■ **DIRECTIONS**
Repeat the line that contains "What's the underlying", the line that contains "Read all visible content and emit it as JSON.", and all lines between them, exactly and with no other lines.

■ **Dataset records**
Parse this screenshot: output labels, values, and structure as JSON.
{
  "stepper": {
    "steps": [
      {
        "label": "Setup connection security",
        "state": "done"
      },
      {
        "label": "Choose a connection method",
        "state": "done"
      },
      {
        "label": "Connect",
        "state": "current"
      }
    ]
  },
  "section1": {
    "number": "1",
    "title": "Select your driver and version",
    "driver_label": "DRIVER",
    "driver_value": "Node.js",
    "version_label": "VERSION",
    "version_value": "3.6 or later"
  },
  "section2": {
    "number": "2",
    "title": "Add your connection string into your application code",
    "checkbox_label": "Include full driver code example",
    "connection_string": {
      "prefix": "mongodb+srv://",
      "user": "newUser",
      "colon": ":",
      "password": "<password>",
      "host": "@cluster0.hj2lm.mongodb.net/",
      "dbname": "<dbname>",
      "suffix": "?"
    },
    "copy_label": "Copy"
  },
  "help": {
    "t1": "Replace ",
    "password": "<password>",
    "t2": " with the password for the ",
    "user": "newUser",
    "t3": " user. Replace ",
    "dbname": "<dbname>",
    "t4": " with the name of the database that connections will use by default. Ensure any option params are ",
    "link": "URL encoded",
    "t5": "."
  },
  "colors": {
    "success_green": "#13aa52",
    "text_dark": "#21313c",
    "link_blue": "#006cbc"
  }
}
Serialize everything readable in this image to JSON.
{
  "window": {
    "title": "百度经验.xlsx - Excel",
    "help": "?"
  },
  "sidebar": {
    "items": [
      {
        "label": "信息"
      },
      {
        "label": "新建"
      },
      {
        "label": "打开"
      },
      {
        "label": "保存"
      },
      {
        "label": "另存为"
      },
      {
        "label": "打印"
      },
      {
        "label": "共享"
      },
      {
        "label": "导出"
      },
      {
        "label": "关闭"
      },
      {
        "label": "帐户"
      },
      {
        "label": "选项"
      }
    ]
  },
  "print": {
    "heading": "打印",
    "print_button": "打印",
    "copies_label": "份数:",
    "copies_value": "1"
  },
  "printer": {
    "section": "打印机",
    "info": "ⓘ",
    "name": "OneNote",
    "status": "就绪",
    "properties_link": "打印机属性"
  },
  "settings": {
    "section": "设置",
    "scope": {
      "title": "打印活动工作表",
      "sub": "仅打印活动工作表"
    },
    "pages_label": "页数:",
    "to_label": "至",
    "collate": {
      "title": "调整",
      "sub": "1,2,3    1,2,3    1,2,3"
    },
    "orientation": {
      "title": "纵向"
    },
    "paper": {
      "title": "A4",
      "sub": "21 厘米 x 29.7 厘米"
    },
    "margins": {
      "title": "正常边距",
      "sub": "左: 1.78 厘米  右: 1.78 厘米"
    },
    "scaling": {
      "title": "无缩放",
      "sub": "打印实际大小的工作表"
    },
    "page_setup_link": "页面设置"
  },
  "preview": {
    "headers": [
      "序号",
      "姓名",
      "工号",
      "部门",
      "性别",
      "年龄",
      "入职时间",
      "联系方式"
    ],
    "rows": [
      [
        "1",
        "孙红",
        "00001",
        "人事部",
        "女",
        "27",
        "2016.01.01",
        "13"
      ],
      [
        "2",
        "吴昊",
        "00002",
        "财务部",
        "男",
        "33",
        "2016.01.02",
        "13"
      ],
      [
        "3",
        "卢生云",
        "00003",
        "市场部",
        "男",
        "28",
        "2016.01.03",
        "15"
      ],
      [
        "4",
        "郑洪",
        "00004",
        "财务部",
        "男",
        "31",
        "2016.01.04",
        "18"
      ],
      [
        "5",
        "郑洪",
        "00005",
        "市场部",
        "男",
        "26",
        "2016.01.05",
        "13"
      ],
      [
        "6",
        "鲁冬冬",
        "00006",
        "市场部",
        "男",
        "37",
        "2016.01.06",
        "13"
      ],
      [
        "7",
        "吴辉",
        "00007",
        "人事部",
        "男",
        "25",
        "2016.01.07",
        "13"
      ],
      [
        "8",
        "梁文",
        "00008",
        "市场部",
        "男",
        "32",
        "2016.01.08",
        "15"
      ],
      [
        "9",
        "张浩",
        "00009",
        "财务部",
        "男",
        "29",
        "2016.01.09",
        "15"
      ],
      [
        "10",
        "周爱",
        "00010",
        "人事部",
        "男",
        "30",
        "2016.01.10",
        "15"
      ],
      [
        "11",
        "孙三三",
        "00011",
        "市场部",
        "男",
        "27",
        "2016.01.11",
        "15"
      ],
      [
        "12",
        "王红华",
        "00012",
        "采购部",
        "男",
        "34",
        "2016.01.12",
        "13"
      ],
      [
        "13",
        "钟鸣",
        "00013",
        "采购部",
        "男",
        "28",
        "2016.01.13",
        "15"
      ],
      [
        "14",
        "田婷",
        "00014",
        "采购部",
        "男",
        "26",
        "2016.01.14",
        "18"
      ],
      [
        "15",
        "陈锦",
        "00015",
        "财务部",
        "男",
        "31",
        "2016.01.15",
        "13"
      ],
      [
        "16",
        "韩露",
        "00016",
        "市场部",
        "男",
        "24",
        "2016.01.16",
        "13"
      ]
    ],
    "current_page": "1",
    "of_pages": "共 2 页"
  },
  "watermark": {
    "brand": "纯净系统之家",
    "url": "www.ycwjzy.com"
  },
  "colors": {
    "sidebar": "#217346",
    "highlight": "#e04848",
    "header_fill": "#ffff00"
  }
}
* * *
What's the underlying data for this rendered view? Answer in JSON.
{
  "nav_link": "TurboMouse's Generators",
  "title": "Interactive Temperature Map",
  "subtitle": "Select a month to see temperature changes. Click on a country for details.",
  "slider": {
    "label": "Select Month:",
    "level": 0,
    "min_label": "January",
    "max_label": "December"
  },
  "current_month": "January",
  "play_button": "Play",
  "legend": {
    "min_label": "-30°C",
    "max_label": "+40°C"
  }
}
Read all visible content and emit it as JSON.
---
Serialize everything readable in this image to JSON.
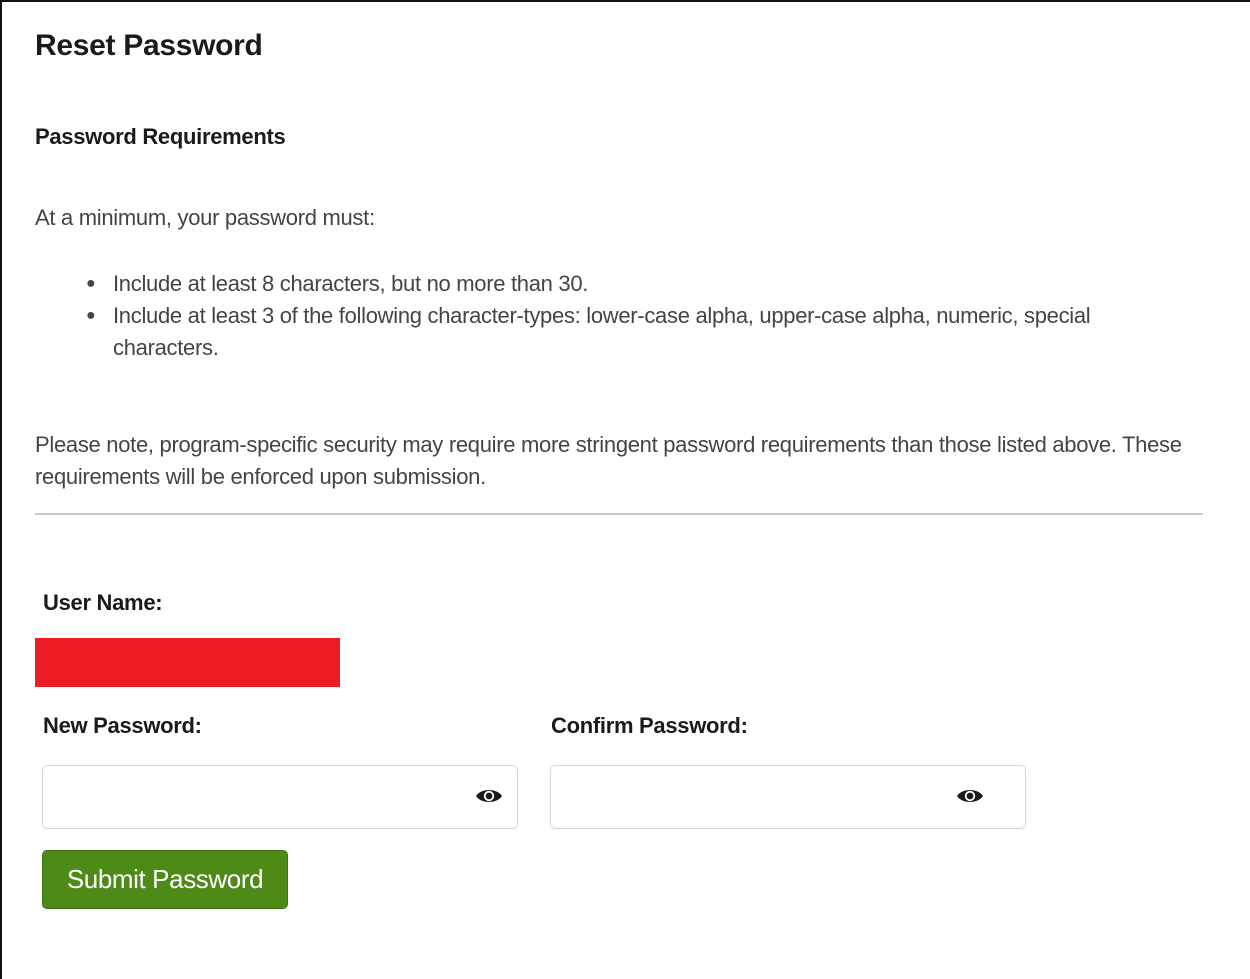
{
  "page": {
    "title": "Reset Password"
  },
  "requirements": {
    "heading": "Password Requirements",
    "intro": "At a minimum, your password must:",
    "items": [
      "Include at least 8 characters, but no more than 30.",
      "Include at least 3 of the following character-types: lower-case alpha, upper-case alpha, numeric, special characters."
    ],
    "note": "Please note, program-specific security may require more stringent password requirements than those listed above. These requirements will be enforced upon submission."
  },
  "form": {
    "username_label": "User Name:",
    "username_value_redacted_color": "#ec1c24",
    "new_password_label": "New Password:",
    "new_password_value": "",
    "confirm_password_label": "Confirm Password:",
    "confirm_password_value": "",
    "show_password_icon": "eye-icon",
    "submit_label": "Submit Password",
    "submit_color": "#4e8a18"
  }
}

■ **CORRECT OUTPUT**
What's the underlying data for this rendered view? Answer in JSON.
{
  "nav_link": "TurboMouse's Generators",
  "title": "Interactive Temperature Map",
  "subtitle": "Select a month to see temperature changes. Click on a country for details.",
  "slider": {
    "label": "Select Month:",
    "level": 0,
    "min_label": "January",
    "max_label": "December"
  },
  "current_month": "January",
  "play_button": "Play",
  "legend": {
    "min_label": "-30°C",
    "max_label": "+40°C"
  }
}
Read all visible content and emit it as JSON.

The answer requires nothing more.